* **Problem**:
Find the line containing "Convert this screenshot" in the material below; copy that line and all following lines exactly.

######

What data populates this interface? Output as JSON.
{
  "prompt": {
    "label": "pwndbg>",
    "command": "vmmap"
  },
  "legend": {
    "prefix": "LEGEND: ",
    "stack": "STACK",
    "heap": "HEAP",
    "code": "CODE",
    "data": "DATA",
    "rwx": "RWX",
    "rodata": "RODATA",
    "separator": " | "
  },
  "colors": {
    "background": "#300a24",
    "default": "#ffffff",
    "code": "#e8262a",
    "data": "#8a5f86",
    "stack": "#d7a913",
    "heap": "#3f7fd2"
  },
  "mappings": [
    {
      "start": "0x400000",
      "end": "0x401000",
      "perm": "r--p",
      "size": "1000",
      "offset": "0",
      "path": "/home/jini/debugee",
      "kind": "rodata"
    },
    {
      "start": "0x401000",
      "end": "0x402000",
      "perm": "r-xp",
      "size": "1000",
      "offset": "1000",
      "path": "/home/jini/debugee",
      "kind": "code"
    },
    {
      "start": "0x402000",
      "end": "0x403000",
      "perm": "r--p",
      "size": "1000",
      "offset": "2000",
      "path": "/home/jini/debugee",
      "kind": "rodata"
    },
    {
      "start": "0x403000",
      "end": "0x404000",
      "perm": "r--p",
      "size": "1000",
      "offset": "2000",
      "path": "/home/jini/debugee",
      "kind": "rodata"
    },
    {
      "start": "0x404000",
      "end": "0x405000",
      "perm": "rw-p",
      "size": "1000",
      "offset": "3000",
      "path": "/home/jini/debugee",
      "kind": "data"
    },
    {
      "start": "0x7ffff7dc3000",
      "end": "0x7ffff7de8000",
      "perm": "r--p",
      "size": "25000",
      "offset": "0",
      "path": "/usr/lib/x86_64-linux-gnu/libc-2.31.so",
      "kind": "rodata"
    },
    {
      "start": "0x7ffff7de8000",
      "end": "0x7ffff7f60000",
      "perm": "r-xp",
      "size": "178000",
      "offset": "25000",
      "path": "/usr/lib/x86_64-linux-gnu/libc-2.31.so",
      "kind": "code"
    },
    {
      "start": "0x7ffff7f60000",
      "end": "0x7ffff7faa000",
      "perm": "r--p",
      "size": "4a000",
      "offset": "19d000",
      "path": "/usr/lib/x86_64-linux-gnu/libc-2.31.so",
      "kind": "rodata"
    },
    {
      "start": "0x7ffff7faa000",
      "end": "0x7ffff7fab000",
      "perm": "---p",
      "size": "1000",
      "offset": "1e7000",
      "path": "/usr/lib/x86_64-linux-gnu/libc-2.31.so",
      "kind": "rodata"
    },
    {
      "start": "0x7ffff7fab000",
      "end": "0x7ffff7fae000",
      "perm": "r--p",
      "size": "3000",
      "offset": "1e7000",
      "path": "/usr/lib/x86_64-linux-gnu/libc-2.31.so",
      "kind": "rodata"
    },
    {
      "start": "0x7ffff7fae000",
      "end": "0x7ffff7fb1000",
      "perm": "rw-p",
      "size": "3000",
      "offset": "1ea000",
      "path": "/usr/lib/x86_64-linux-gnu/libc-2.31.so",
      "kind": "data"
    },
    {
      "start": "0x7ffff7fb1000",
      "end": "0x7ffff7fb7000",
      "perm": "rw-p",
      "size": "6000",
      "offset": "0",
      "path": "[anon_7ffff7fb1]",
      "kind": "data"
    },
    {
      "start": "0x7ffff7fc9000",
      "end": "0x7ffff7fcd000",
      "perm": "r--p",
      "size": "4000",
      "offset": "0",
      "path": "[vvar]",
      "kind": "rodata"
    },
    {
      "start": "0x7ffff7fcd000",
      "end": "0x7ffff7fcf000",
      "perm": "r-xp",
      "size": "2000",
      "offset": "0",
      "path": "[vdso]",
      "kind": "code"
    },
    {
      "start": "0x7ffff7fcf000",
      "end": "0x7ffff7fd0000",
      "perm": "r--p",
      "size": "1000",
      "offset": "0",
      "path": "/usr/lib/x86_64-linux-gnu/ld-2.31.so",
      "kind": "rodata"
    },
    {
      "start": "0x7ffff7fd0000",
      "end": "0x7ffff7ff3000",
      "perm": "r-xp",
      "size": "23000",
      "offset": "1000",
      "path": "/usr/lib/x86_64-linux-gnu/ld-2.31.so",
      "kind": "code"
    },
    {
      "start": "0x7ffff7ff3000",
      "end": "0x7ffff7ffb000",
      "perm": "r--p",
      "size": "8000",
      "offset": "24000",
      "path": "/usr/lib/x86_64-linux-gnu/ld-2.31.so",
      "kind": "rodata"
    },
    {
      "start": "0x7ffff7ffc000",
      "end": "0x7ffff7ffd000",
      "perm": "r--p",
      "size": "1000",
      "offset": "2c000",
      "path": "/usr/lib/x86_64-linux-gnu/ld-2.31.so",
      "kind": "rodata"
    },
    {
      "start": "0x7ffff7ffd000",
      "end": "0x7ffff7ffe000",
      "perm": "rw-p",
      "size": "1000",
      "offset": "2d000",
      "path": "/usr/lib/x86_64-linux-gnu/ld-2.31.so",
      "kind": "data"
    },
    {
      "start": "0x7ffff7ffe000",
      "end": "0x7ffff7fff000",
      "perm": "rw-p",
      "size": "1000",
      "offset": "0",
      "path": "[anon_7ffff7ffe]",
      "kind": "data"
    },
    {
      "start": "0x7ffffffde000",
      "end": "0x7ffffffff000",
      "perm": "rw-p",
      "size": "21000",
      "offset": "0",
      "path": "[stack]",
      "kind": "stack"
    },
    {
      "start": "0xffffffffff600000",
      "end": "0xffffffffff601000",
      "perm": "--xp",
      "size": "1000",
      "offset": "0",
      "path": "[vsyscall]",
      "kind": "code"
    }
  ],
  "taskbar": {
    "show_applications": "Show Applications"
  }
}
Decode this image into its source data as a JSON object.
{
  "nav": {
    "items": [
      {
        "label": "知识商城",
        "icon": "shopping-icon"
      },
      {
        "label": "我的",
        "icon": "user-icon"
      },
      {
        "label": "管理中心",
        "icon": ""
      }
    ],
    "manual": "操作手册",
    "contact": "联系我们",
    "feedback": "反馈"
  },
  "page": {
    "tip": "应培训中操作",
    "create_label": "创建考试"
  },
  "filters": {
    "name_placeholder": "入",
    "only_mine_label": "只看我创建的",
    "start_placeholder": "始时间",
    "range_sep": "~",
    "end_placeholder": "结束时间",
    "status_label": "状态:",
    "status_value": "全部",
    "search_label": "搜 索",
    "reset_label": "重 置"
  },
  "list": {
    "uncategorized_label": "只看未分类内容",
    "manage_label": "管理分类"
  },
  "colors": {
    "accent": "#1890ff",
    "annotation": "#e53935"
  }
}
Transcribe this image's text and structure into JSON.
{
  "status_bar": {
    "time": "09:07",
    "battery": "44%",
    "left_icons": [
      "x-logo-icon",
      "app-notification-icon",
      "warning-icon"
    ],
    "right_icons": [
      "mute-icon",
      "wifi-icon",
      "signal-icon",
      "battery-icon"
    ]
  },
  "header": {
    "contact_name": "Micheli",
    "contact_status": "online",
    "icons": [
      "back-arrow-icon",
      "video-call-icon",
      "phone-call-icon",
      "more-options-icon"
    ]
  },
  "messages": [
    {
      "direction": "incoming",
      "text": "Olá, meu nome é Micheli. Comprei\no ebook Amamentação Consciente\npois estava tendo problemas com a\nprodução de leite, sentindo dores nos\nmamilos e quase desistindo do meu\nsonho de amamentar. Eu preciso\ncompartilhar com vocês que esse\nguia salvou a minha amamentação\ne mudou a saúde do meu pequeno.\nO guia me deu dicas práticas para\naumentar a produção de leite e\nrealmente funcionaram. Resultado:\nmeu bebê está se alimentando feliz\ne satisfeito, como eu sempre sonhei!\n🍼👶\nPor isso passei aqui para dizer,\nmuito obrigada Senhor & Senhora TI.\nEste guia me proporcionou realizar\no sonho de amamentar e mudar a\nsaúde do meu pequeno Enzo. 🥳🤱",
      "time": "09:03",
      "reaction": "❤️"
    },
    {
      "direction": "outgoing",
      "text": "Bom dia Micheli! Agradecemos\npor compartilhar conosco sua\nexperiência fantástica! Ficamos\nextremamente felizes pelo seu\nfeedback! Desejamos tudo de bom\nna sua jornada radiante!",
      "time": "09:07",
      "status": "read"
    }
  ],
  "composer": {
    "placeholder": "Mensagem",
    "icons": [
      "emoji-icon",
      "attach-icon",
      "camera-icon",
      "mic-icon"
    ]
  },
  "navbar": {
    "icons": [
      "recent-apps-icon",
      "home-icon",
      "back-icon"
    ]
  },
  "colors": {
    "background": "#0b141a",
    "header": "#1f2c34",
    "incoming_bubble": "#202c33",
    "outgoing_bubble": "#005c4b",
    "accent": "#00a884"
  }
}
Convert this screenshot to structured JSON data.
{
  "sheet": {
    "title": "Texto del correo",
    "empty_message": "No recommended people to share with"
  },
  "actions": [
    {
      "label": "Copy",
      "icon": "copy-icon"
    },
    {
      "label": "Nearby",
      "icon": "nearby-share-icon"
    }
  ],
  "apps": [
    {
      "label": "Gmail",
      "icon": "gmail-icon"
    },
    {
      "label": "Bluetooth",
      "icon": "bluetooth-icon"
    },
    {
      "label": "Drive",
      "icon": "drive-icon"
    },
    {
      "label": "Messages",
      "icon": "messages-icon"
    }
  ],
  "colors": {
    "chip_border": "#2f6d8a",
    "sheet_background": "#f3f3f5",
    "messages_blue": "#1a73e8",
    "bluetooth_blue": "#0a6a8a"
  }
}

######

* **Exercise result**:
Convert this screenshot to structured JSON data.
{
  "sheet": {
    "title": "Texto del correo",
    "empty_message": "No recommended people to share with"
  },
  "actions": [
    {
      "label": "Copy",
      "icon": "copy-icon"
    },
    {
      "label": "Nearby",
      "icon": "nearby-share-icon"
    }
  ],
  "apps": [
    {
      "label": "Gmail",
      "icon": "gmail-icon"
    },
    {
      "label": "Bluetooth",
      "icon": "bluetooth-icon"
    },
    {
      "label": "Drive",
      "icon": "drive-icon"
    },
    {
      "label": "Messages",
      "icon": "messages-icon"
    }
  ],
  "colors": {
    "chip_border": "#2f6d8a",
    "sheet_background": "#f3f3f5",
    "messages_blue": "#1a73e8",
    "bluetooth_blue": "#0a6a8a"
  }
}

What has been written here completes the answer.